Copy word for word the records below, from their first line through the line containing "sidebar-item-label: Category Mapping".

_SOURCE DATA:_
────────────────

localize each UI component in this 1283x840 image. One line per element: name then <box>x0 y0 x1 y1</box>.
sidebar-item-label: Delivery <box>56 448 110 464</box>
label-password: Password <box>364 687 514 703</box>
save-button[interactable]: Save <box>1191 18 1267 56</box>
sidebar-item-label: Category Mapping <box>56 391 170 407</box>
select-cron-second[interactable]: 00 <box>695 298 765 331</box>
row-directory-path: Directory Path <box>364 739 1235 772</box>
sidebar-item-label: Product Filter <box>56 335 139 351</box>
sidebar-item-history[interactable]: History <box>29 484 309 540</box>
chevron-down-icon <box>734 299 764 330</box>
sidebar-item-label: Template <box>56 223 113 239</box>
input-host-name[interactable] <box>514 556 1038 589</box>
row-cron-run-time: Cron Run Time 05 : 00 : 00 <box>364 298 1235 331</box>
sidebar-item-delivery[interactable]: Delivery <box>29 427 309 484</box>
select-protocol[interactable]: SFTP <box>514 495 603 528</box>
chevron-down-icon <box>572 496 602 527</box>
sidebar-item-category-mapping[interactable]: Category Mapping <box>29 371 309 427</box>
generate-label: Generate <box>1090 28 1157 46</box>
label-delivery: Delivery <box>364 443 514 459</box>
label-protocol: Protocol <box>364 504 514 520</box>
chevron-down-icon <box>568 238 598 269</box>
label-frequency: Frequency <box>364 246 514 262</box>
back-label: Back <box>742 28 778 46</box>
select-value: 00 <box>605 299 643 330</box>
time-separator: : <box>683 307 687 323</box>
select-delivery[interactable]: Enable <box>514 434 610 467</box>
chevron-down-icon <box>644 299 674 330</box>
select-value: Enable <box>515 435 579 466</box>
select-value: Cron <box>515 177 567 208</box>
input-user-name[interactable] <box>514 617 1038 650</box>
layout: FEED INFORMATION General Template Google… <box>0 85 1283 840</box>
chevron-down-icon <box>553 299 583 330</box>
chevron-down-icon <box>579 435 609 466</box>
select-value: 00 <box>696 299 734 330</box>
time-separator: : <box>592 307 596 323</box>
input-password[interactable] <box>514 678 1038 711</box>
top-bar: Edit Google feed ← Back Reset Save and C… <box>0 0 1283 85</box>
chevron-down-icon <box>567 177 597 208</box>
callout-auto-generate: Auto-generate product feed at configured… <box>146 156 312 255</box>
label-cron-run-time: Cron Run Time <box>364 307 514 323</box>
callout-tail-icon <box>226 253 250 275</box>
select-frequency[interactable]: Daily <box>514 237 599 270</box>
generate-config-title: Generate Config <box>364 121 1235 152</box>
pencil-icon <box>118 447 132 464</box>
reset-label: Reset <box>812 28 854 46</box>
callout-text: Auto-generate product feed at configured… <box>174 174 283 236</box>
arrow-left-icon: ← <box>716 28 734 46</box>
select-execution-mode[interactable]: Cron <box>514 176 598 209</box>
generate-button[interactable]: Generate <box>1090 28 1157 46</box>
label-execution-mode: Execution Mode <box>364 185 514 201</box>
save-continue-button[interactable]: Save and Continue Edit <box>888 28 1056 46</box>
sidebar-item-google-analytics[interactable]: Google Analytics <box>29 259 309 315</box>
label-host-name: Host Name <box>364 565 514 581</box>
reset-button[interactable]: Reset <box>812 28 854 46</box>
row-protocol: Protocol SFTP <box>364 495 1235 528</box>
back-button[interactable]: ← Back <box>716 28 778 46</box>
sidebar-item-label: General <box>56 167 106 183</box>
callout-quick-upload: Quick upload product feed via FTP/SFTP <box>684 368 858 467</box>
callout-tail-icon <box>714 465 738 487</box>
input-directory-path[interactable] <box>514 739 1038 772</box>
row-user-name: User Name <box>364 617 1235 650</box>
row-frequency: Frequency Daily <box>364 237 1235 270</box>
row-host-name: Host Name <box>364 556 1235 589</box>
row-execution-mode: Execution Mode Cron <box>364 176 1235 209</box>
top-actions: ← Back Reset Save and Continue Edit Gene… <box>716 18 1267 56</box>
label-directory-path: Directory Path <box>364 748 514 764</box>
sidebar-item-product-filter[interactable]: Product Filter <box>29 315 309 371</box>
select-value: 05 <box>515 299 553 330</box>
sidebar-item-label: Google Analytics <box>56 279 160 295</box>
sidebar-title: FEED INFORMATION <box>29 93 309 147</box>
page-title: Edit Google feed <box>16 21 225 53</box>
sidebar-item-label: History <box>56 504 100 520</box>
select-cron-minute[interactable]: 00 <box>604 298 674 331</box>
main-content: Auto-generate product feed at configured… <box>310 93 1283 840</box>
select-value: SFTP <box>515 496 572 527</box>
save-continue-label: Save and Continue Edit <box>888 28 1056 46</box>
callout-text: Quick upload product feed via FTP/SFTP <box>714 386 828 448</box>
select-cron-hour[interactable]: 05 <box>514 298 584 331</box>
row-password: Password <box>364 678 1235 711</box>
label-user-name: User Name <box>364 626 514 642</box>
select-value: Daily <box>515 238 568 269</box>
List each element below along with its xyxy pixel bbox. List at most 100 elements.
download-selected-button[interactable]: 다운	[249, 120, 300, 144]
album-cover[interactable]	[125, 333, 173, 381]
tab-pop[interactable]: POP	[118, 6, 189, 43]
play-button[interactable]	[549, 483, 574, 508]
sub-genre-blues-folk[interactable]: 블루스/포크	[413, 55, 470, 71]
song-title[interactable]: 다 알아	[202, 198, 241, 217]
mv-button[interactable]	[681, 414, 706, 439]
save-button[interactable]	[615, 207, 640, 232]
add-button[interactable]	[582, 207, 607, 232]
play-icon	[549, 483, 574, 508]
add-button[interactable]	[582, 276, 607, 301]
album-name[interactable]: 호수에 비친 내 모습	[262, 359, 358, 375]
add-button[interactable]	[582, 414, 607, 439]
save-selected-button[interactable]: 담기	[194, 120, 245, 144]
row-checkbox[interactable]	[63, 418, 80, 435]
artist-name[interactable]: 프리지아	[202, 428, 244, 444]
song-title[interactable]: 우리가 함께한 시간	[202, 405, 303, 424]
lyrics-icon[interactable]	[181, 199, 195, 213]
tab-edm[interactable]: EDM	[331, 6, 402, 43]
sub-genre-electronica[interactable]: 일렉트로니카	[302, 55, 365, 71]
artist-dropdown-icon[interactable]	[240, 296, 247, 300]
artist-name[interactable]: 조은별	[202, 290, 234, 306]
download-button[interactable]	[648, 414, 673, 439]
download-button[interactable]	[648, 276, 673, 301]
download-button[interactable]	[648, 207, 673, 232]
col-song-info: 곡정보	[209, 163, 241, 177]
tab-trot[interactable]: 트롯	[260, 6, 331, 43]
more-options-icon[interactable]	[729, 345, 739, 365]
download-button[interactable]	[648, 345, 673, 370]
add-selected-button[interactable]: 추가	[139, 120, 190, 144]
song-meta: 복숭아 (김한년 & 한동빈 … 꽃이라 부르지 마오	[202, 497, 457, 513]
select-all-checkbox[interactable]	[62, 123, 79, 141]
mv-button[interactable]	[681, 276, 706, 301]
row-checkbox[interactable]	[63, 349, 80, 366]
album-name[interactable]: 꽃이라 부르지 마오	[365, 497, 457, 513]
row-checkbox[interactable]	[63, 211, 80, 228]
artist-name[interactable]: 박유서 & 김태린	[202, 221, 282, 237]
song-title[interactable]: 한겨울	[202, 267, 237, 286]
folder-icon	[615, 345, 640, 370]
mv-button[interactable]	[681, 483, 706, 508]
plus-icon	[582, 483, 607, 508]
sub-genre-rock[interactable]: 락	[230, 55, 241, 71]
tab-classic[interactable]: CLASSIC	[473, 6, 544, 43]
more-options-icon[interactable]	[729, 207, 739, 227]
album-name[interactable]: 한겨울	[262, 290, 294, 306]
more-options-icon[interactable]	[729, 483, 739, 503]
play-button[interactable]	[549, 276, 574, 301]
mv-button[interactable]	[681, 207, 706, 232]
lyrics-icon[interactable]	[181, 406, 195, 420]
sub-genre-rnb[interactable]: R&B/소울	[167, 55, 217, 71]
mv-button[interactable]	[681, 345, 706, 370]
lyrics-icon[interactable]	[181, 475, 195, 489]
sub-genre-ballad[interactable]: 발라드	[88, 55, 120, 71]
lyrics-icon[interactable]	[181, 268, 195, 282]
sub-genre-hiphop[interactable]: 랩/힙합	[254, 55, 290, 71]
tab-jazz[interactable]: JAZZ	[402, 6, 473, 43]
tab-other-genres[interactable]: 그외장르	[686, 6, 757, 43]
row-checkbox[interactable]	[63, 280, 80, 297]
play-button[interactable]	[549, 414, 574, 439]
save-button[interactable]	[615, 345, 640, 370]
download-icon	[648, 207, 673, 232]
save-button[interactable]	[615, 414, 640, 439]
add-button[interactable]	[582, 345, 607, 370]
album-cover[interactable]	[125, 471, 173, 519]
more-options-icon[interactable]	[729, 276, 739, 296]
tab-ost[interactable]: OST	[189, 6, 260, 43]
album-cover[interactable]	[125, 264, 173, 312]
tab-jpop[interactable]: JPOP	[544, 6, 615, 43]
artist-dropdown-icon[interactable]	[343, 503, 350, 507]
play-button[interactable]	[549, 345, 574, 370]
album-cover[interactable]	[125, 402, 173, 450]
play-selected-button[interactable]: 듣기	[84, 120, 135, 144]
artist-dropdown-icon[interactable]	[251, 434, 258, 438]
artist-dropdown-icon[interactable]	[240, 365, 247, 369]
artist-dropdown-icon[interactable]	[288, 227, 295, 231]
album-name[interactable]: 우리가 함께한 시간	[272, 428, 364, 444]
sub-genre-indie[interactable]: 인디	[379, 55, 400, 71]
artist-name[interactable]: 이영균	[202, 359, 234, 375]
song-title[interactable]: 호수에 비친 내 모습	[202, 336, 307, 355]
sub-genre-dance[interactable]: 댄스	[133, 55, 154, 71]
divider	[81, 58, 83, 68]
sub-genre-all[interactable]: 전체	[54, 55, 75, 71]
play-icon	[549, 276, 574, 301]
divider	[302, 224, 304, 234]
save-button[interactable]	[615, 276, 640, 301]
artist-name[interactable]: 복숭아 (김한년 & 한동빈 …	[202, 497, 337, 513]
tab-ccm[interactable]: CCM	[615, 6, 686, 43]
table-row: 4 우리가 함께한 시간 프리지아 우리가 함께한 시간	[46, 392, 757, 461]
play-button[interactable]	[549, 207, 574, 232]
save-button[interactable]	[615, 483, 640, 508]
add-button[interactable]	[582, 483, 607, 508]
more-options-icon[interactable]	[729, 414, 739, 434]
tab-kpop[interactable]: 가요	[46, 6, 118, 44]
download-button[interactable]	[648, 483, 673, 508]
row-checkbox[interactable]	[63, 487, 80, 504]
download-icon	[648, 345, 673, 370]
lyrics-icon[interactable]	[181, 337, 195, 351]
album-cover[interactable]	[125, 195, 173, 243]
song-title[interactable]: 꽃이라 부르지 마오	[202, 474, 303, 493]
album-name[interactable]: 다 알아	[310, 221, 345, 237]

────────────────

_ANSWER:_
localize each UI component in this 1283x840 image. One line per element: name then <box>x0 y0 x1 y1</box>.
sidebar-item-label: Delivery <box>56 448 110 464</box>
label-password: Password <box>364 687 514 703</box>
save-button[interactable]: Save <box>1191 18 1267 56</box>
sidebar-item-label: Category Mapping <box>56 391 170 407</box>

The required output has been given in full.